Pictures do not belong in the copy; restate the records below word for word.

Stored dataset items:
■ ■ ■ ■ ■

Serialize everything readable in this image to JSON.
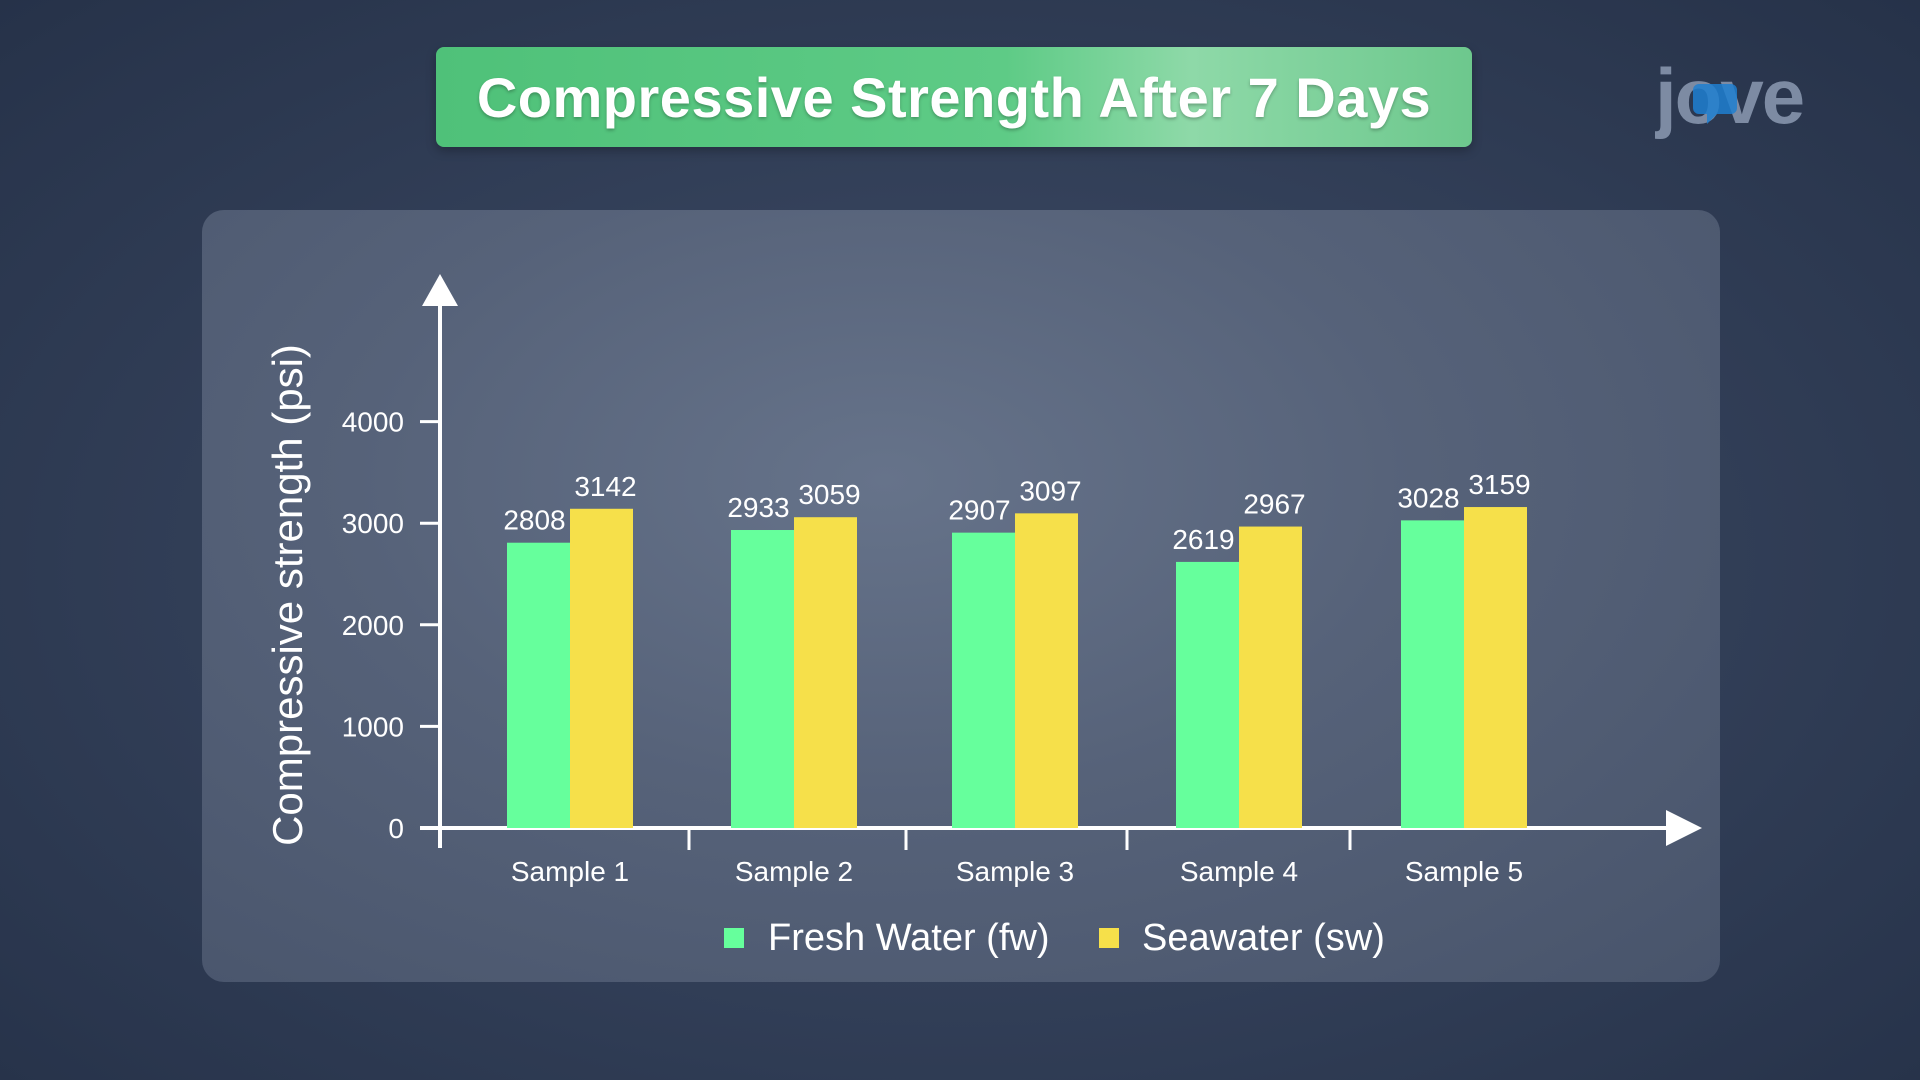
{
  "title": "Compressive Strength After 7 Days",
  "logo": {
    "text": "jove",
    "icon": "jove-logo-icon"
  },
  "colors": {
    "fresh_water": "#66ff9c",
    "seawater": "#f6e04a",
    "title_banner": "#5ecb86",
    "axis": "#ffffff"
  },
  "chart_data": {
    "type": "bar",
    "title": "",
    "ylabel": "Compressive strength (psi)",
    "xlabel": "",
    "categories": [
      "Sample 1",
      "Sample 2",
      "Sample 3",
      "Sample 4",
      "Sample 5"
    ],
    "series": [
      {
        "name": "Fresh Water (fw)",
        "values": [
          2808,
          2933,
          2907,
          2619,
          3028
        ],
        "color": "#66ff9c"
      },
      {
        "name": "Seawater (sw)",
        "values": [
          3142,
          3059,
          3097,
          2967,
          3159
        ],
        "color": "#f6e04a"
      }
    ],
    "yticks": [
      "0",
      "1000",
      "2000",
      "3000",
      "4000"
    ],
    "ylim": [
      0,
      4000
    ],
    "grid": false,
    "legend": "bottom"
  }
}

■ ■ ■ ■ ■

> _Response to this exercise_
Serialize everything readable in this image to JSON.
{
  "title": "Compressive Strength After 7 Days",
  "logo": {
    "text": "jove",
    "icon": "jove-logo-icon"
  },
  "colors": {
    "fresh_water": "#66ff9c",
    "seawater": "#f6e04a",
    "title_banner": "#5ecb86",
    "axis": "#ffffff"
  },
  "chart_data": {
    "type": "bar",
    "title": "",
    "ylabel": "Compressive strength (psi)",
    "xlabel": "",
    "categories": [
      "Sample 1",
      "Sample 2",
      "Sample 3",
      "Sample 4",
      "Sample 5"
    ],
    "series": [
      {
        "name": "Fresh Water (fw)",
        "values": [
          2808,
          2933,
          2907,
          2619,
          3028
        ],
        "color": "#66ff9c"
      },
      {
        "name": "Seawater (sw)",
        "values": [
          3142,
          3059,
          3097,
          2967,
          3159
        ],
        "color": "#f6e04a"
      }
    ],
    "yticks": [
      "0",
      "1000",
      "2000",
      "3000",
      "4000"
    ],
    "ylim": [
      0,
      4000
    ],
    "grid": false,
    "legend": "bottom"
  }
}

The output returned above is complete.